EXERCISE DIRECTIONS –
Skip the pictures. Copy all the rest of the records down exactly.

— Start of RAW RECORDS —

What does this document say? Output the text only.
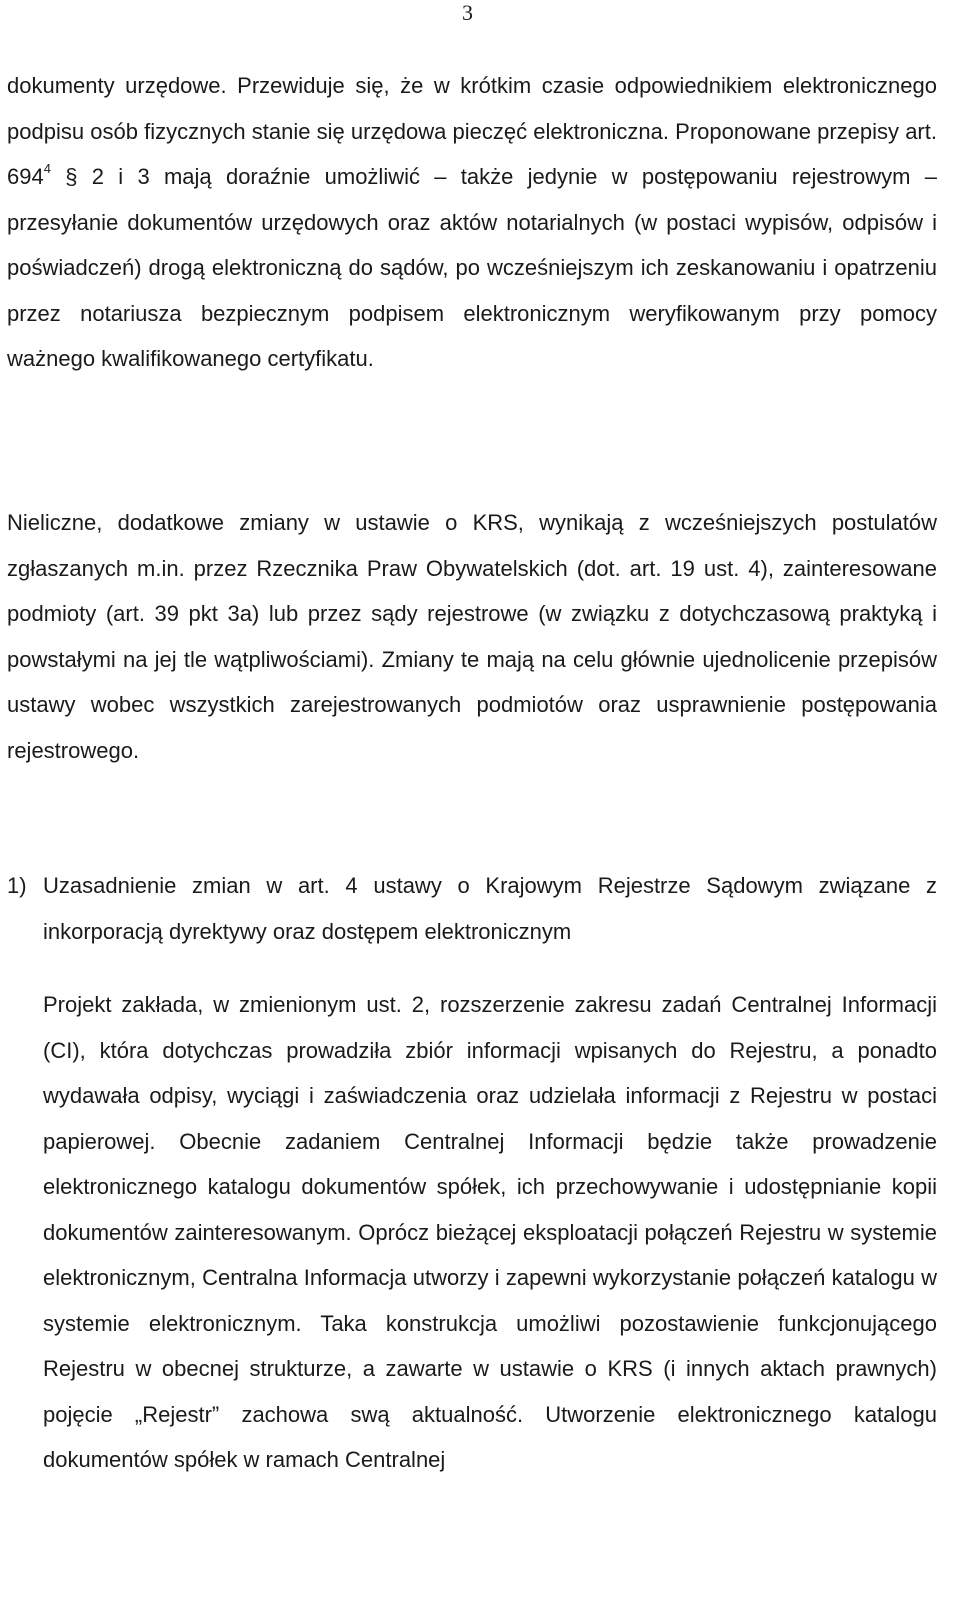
3

dokumenty urzędowe. Przewiduje się, że w krótkim czasie odpowiednikiem elektronicznego podpisu osób fizycznych stanie się urzędowa pieczęć elektroniczna. Proponowane przepisy art. $694^4$ § 2 i 3 mają doraźnie umożliwić – także jedynie w postępowaniu rejestrowym – przesyłanie dokumentów urzędowych oraz aktów notarialnych (w postaci wypisów, odpisów i poświadczeń) drogą elektroniczną do sądów, po wcześniejszym ich zeskanowaniu i opatrzeniu przez notariusza bezpiecznym podpisem elektronicznym weryfikowanym przy pomocy ważnego kwalifikowanego certyfikatu.

Nieliczne, dodatkowe zmiany w ustawie o KRS, wynikają z wcześniejszych postulatów zgłaszanych m.in. przez Rzecznika Praw Obywatelskich (dot. art. 19 ust. 4), zainteresowane podmioty (art. 39 pkt 3a) lub przez sądy rejestrowe (w związku z dotychczasową praktyką i powstałymi na jej tle wątpliwościami). Zmiany te mają na celu głównie ujednolicenie przepisów ustawy wobec wszystkich zarejestrowanych podmiotów oraz usprawnienie postępowania rejestrowego.

1) Uzasadnienie zmian w art. 4 ustawy o Krajowym Rejestrze Sądowym związane z inkorporacją dyrektywy oraz dostępem elektronicznym

Projekt zakłada, w zmienionym ust. 2, rozszerzenie zakresu zadań Centralnej Informacji (CI), która dotychczas prowadziła zbiór informacji wpisanych do Rejestru, a ponadto wydawała odpisy, wyciągi i zaświadczenia oraz udzielała informacji z Rejestru w postaci papierowej. Obecnie zadaniem Centralnej Informacji będzie także prowadzenie elektronicznego katalogu dokumentów spółek, ich przechowywanie i udostępnianie kopii dokumentów zainteresowanym. Oprócz bieżącej eksploatacji połączeń Rejestru w systemie elektronicznym, Centralna Informacja utworzy i zapewni wykorzystanie połączeń katalogu w systemie elektronicznym. Taka konstrukcja umożliwi pozostawienie funkcjonującego Rejestru w obecnej strukturze, a zawarte w ustawie o KRS (i innych aktach prawnych) pojęcie „Rejestr” zachowa swą aktualność. Utworzenie elektronicznego katalogu dokumentów spółek w ramach Centralnej
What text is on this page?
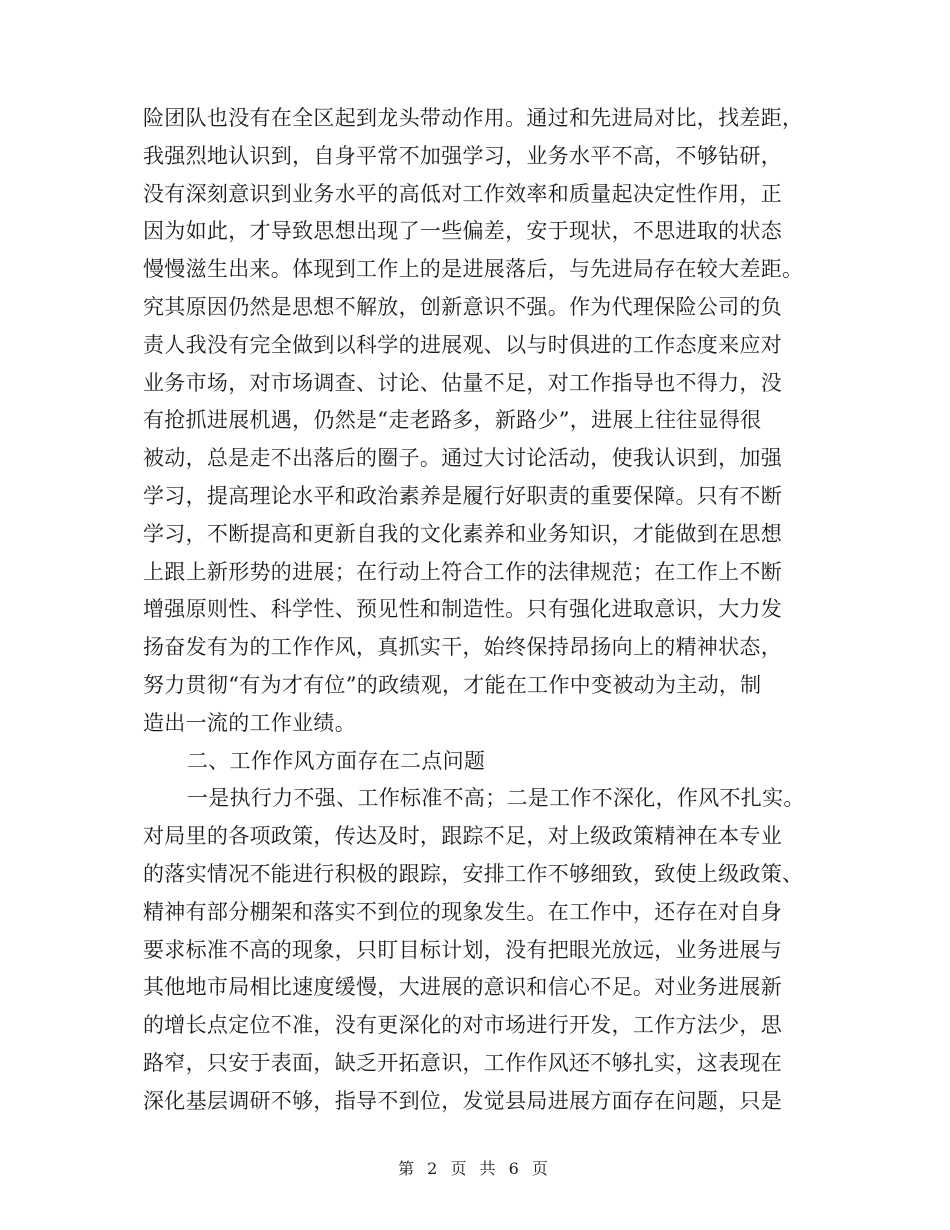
险团队也没有在全区起到龙头带动作用。通过和先进局对比，找差距，
我强烈地认识到，自身平常不加强学习，业务水平不高，不够钻研，
没有深刻意识到业务水平的高低对工作效率和质量起决定性作用，正
因为如此，才导致思想出现了一些偏差，安于现状，不思进取的状态
慢慢滋生出来。体现到工作上的是进展落后，与先进局存在较大差距。
究其原因仍然是思想不解放，创新意识不强。作为代理保险公司的负
责人我没有完全做到以科学的进展观、以与时俱进的工作态度来应对
业务市场，对市场调查、讨论、估量不足，对工作指导也不得力，没
有抢抓进展机遇，仍然是“走老路多，新路少”，进展上往往显得很
被动，总是走不出落后的圈子。通过大讨论活动，使我认识到，加强
学习，提高理论水平和政治素养是履行好职责的重要保障。只有不断
学习，不断提高和更新自我的文化素养和业务知识，才能做到在思想
上跟上新形势的进展；在行动上符合工作的法律规范；在工作上不断
增强原则性、科学性、预见性和制造性。只有强化进取意识，大力发
扬奋发有为的工作作风，真抓实干，始终保持昂扬向上的精神状态，
努力贯彻“有为才有位”的政绩观，才能在工作中变被动为主动，制
造出一流的工作业绩。
二、工作作风方面存在二点问题
一是执行力不强、工作标准不高；二是工作不深化，作风不扎实。
对局里的各项政策，传达及时，跟踪不足，对上级政策精神在本专业
的落实情况不能进行积极的跟踪，安排工作不够细致，致使上级政策、
精神有部分棚架和落实不到位的现象发生。在工作中，还存在对自身
要求标准不高的现象，只盯目标计划，没有把眼光放远，业务进展与
其他地市局相比速度缓慢，大进展的意识和信心不足。对业务进展新
的增长点定位不准，没有更深化的对市场进行开发，工作方法少，思
路窄，只安于表面，缺乏开拓意识，工作作风还不够扎实，这表现在
深化基层调研不够，指导不到位，发觉县局进展方面存在问题，只是
第 2 页 共 6 页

— End of RAW RECORDS —

SOLUTION TO THIS EXERCISE –
What does this document say? Output the text only.
3

dokumenty urzędowe. Przewiduje się, że w krótkim czasie odpowiednikiem elektronicznego podpisu osób fizycznych stanie się urzędowa pieczęć elektroniczna. Proponowane przepisy art. $694^4$ § 2 i 3 mają doraźnie umożliwić – także jedynie w postępowaniu rejestrowym – przesyłanie dokumentów urzędowych oraz aktów notarialnych (w postaci wypisów, odpisów i poświadczeń) drogą elektroniczną do sądów, po wcześniejszym ich zeskanowaniu i opatrzeniu przez notariusza bezpiecznym podpisem elektronicznym weryfikowanym przy pomocy ważnego kwalifikowanego certyfikatu.

Nieliczne, dodatkowe zmiany w ustawie o KRS, wynikają z wcześniejszych postulatów zgłaszanych m.in. przez Rzecznika Praw Obywatelskich (dot. art. 19 ust. 4), zainteresowane podmioty (art. 39 pkt 3a) lub przez sądy rejestrowe (w związku z dotychczasową praktyką i powstałymi na jej tle wątpliwościami). Zmiany te mają na celu głównie ujednolicenie przepisów ustawy wobec wszystkich zarejestrowanych podmiotów oraz usprawnienie postępowania rejestrowego.

1) Uzasadnienie zmian w art. 4 ustawy o Krajowym Rejestrze Sądowym związane z inkorporacją dyrektywy oraz dostępem elektronicznym

Projekt zakłada, w zmienionym ust. 2, rozszerzenie zakresu zadań Centralnej Informacji (CI), która dotychczas prowadziła zbiór informacji wpisanych do Rejestru, a ponadto wydawała odpisy, wyciągi i zaświadczenia oraz udzielała informacji z Rejestru w postaci papierowej. Obecnie zadaniem Centralnej Informacji będzie także prowadzenie elektronicznego katalogu dokumentów spółek, ich przechowywanie i udostępnianie kopii dokumentów zainteresowanym. Oprócz bieżącej eksploatacji połączeń Rejestru w systemie elektronicznym, Centralna Informacja utworzy i zapewni wykorzystanie połączeń katalogu w systemie elektronicznym. Taka konstrukcja umożliwi pozostawienie funkcjonującego Rejestru w obecnej strukturze, a zawarte w ustawie o KRS (i innych aktach prawnych) pojęcie „Rejestr” zachowa swą aktualność. Utworzenie elektronicznego katalogu dokumentów spółek w ramach Centralnej
What text is on this page?
险团队也没有在全区起到龙头带动作用。通过和先进局对比，找差距，
我强烈地认识到，自身平常不加强学习，业务水平不高，不够钻研，
没有深刻意识到业务水平的高低对工作效率和质量起决定性作用，正
因为如此，才导致思想出现了一些偏差，安于现状，不思进取的状态
慢慢滋生出来。体现到工作上的是进展落后，与先进局存在较大差距。
究其原因仍然是思想不解放，创新意识不强。作为代理保险公司的负
责人我没有完全做到以科学的进展观、以与时俱进的工作态度来应对
业务市场，对市场调查、讨论、估量不足，对工作指导也不得力，没
有抢抓进展机遇，仍然是“走老路多，新路少”，进展上往往显得很
被动，总是走不出落后的圈子。通过大讨论活动，使我认识到，加强
学习，提高理论水平和政治素养是履行好职责的重要保障。只有不断
学习，不断提高和更新自我的文化素养和业务知识，才能做到在思想
上跟上新形势的进展；在行动上符合工作的法律规范；在工作上不断
增强原则性、科学性、预见性和制造性。只有强化进取意识，大力发
扬奋发有为的工作作风，真抓实干，始终保持昂扬向上的精神状态，
努力贯彻“有为才有位”的政绩观，才能在工作中变被动为主动，制
造出一流的工作业绩。
二、工作作风方面存在二点问题
一是执行力不强、工作标准不高；二是工作不深化，作风不扎实。
对局里的各项政策，传达及时，跟踪不足，对上级政策精神在本专业
的落实情况不能进行积极的跟踪，安排工作不够细致，致使上级政策、
精神有部分棚架和落实不到位的现象发生。在工作中，还存在对自身
要求标准不高的现象，只盯目标计划，没有把眼光放远，业务进展与
其他地市局相比速度缓慢，大进展的意识和信心不足。对业务进展新
的增长点定位不准，没有更深化的对市场进行开发，工作方法少，思
路窄，只安于表面，缺乏开拓意识，工作作风还不够扎实，这表现在
深化基层调研不够，指导不到位，发觉县局进展方面存在问题，只是
第 2 页 共 6 页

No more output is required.